Search the material for the string "Other", then return every line where it is found.

# START OF Recorded data

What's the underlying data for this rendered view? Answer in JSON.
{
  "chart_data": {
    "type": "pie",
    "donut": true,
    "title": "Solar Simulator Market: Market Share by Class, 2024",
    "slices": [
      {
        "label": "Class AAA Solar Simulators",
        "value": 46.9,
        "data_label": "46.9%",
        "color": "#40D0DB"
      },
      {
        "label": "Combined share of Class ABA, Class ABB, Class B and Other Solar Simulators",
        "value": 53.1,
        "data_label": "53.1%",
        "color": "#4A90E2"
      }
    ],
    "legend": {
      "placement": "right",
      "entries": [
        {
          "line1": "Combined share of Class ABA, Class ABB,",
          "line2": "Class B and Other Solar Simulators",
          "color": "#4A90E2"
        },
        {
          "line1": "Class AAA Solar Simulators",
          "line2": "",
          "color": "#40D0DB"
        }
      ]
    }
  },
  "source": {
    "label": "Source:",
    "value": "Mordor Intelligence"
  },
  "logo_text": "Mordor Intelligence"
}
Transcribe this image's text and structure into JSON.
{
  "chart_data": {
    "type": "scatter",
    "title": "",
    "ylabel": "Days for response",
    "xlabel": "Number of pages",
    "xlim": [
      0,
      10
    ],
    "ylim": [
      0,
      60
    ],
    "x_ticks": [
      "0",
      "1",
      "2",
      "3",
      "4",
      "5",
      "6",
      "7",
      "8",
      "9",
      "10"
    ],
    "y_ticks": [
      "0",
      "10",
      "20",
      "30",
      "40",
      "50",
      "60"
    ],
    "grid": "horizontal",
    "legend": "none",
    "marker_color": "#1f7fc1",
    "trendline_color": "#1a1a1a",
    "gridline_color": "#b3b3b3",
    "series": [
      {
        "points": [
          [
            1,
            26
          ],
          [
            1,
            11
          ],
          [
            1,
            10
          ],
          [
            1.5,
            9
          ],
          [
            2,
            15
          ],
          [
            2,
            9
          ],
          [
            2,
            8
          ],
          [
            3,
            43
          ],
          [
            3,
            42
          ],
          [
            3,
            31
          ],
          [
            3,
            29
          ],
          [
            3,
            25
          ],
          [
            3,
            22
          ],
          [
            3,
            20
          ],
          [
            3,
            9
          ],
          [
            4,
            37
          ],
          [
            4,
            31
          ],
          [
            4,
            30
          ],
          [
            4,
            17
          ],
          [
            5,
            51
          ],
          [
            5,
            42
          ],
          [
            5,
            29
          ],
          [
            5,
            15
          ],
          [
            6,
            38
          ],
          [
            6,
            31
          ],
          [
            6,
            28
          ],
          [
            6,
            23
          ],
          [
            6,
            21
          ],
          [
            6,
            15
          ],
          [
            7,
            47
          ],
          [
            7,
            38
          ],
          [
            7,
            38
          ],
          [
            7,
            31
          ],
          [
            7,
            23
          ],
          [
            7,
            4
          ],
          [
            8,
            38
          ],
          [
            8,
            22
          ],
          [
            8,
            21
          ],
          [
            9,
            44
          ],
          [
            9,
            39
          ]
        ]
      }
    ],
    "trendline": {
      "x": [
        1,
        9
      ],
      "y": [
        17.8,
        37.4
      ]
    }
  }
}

# END OF Recorded data

**Final result:**
        "label": "Combined share of Class ABA, Class ABB, Class B and Other Solar Simulators",
          "line2": "Class B and Other Solar Simulators",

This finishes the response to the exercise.